[Stored entries]
* start *
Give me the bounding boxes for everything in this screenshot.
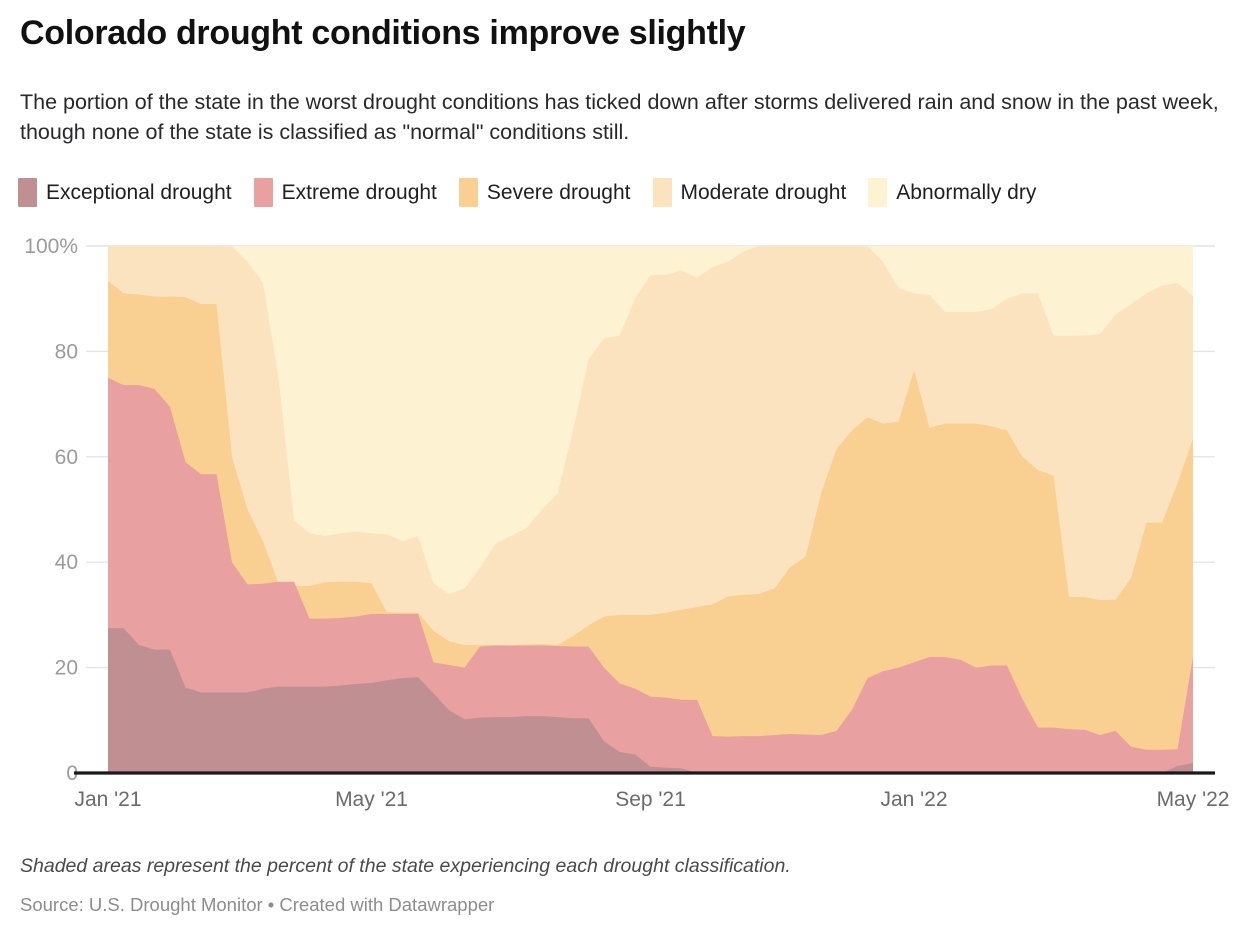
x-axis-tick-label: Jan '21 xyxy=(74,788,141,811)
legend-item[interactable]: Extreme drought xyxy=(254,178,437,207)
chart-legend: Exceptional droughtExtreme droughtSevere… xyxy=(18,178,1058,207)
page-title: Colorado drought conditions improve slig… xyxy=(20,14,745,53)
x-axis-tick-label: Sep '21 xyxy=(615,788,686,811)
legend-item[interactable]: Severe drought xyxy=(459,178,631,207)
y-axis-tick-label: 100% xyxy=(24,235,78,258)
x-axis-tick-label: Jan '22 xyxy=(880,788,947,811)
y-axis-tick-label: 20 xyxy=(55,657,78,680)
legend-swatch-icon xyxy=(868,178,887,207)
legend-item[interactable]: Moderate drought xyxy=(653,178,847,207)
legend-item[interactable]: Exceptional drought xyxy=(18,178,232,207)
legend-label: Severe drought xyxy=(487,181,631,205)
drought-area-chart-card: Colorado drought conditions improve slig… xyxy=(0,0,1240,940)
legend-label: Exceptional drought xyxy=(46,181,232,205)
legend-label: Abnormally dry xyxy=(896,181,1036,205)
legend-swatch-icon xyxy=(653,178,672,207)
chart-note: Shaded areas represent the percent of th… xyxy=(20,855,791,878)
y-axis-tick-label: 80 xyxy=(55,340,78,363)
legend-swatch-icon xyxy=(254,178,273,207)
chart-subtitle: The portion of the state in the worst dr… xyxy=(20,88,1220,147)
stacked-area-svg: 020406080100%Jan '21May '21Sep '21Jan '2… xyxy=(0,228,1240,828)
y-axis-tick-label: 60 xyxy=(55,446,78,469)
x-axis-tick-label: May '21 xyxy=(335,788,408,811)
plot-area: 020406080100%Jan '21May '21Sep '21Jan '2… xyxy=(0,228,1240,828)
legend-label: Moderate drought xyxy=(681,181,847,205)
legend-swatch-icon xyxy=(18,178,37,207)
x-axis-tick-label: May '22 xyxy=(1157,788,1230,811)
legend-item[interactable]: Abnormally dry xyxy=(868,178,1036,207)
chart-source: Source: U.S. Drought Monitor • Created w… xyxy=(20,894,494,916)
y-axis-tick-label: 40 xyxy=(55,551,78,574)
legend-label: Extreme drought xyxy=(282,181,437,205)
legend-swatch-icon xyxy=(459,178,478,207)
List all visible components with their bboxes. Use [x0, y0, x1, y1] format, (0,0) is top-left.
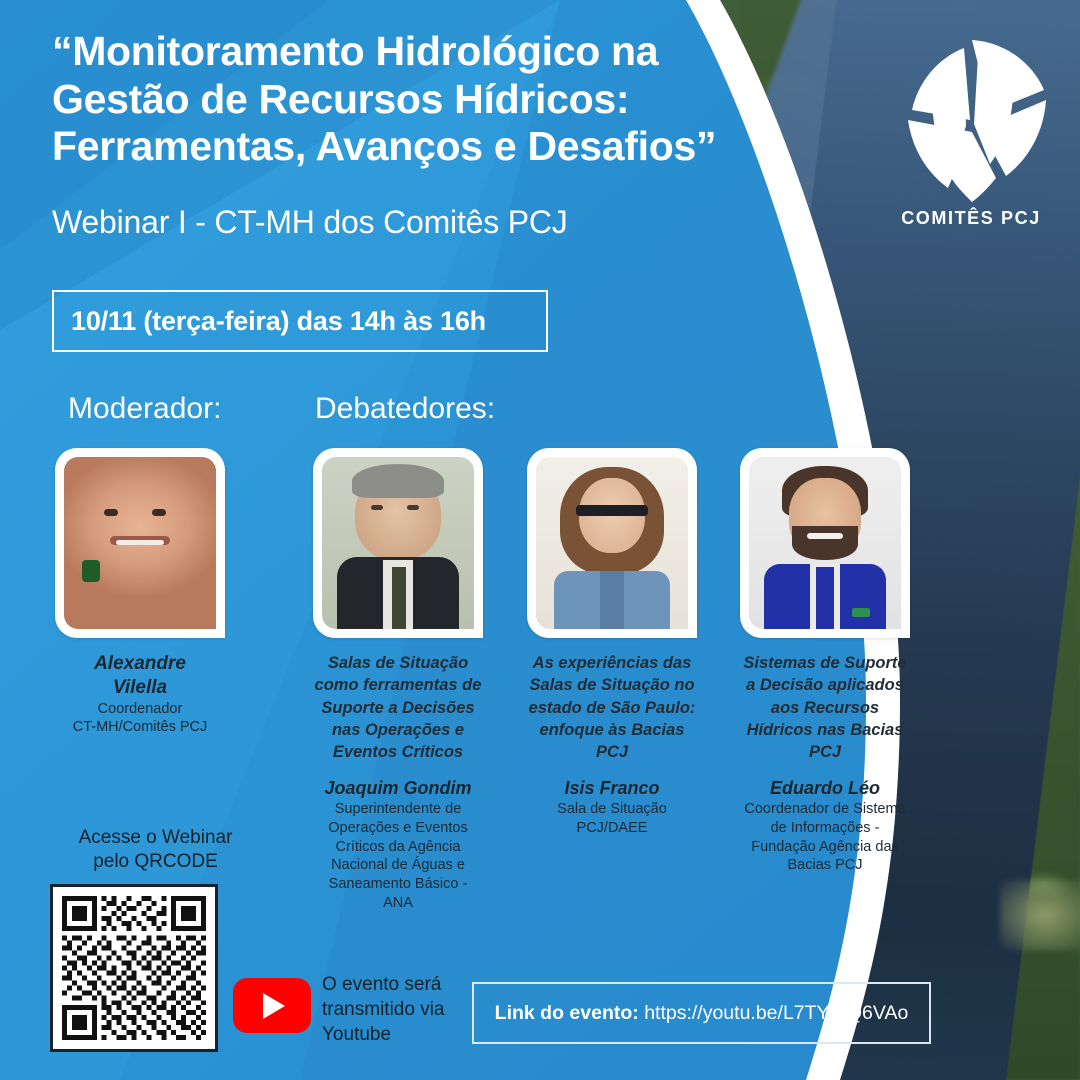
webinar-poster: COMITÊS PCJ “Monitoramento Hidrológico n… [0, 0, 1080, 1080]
* end *
▸ **Task statement**
Could you give the rows from the one containing "x-axis-tick-label: Jan '21" through the one containing "legend-label: Severe drought" again, with "y-axis-tick-label" replaced by "y-tick-label" and nothing else changed?

▸ **Expected output**
x-axis-tick-label: Jan '21 xyxy=(74,788,141,811)
legend-item[interactable]: Extreme drought xyxy=(254,178,437,207)
chart-legend: Exceptional droughtExtreme droughtSevere… xyxy=(18,178,1058,207)
page-title: Colorado drought conditions improve slig… xyxy=(20,14,745,53)
x-axis-tick-label: Sep '21 xyxy=(615,788,686,811)
legend-item[interactable]: Severe drought xyxy=(459,178,631,207)
y-tick-label: 100% xyxy=(24,235,78,258)
x-axis-tick-label: Jan '22 xyxy=(880,788,947,811)
y-tick-label: 20 xyxy=(55,657,78,680)
legend-swatch-icon xyxy=(868,178,887,207)
legend-item[interactable]: Moderate drought xyxy=(653,178,847,207)
legend-item[interactable]: Exceptional drought xyxy=(18,178,232,207)
legend-label: Severe drought xyxy=(487,181,631,205)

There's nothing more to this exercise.